▸ **Aim**: Can you find the lines of the listing that include "정주여건" and copy every one?

▸ **Material for the task**:

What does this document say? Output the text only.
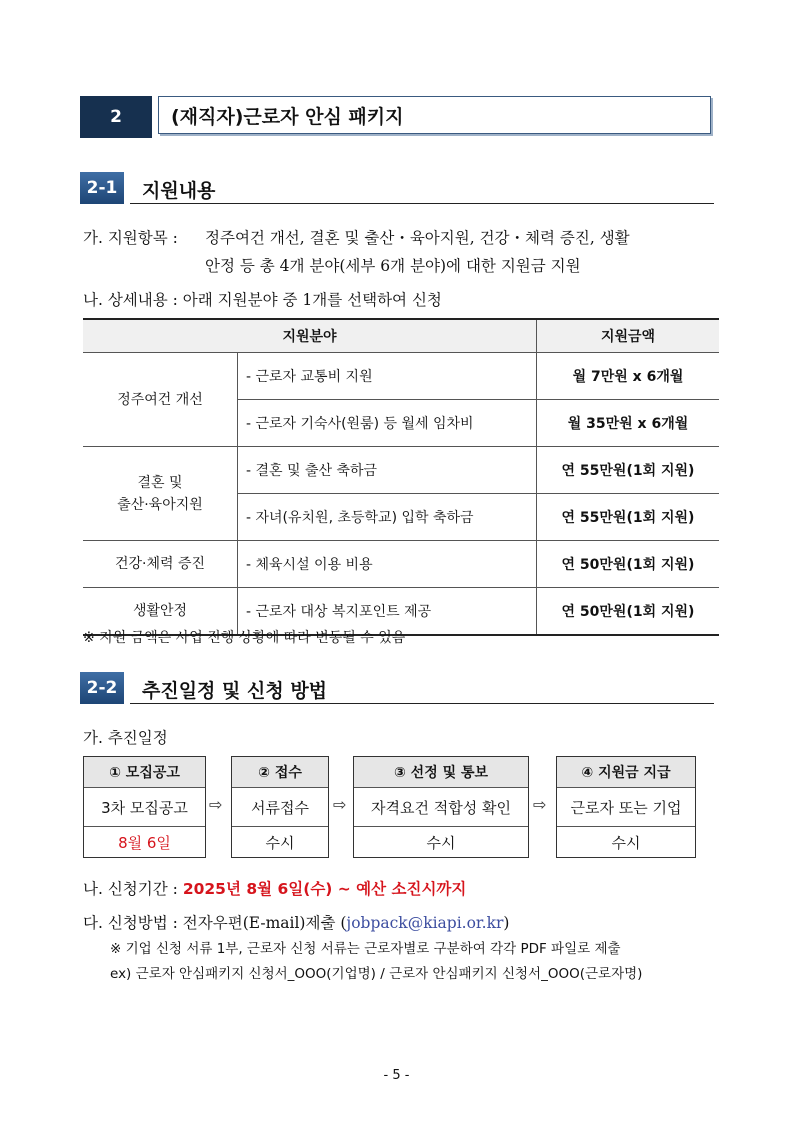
2	(재직자)근로자 안심 패키지
2-1	지원내용
가. 지원항목 : 정주여건 개선, 결혼 및 출산・육아지원, 건강・체력 증진, 생활
안정 등 총 4개 분야(세부 6개 분야)에 대한 지원금 지원
나. 상세내용 : 아래 지원분야 중 1개를 선택하여 신청
지원분야		지원금액
정주여건 개선	- 근로자 교통비 지원	월 7만원 x 6개월
	- 근로자 기숙사(원룸) 등 월세 임차비	월 35만원 x 6개월
결혼 및
출산·육아지원	- 결혼 및 출산 축하금	연 55만원(1회 지원)
	- 자녀(유치원, 초등학교) 입학 축하금	연 55만원(1회 지원)
건강·체력 증진	- 체육시설 이용 비용	연 50만원(1회 지원)
생활안정	- 근로자 대상 복지포인트 제공	연 50만원(1회 지원)
※ 지원 금액은 사업 진행 상황에 따라 변동될 수 있음
2-2	추진일정 및 신청 방법
가. 추진일정
① 모집공고
3차 모집공고
8월 6일
⇨
② 접수
서류접수
수시
⇨
③ 선정 및 통보
자격요건 적합성 확인
수시
⇨
④ 지원금 지급
근로자 또는 기업
수시
나. 신청기간 : 2025년 8월 6일(수) ~ 예산 소진시까지
다. 신청방법 : 전자우편(E-mail)제출 (jobpack@kiapi.or.kr)
※ 기업 신청 서류 1부, 근로자 신청 서류는 근로자별로 구분하여 각각 PDF 파일로 제출
ex) 근로자 안심패키지 신청서_OOO(기업명) / 근로자 안심패키지 신청서_OOO(근로자명)
- 5 -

▸ **Solution for this exercise**:
가. 지원항목 : 정주여건 개선, 결혼 및 출산・육아지원, 건강・체력 증진, 생활
정주여건 개선	- 근로자 교통비 지원	월 7만원 x 6개월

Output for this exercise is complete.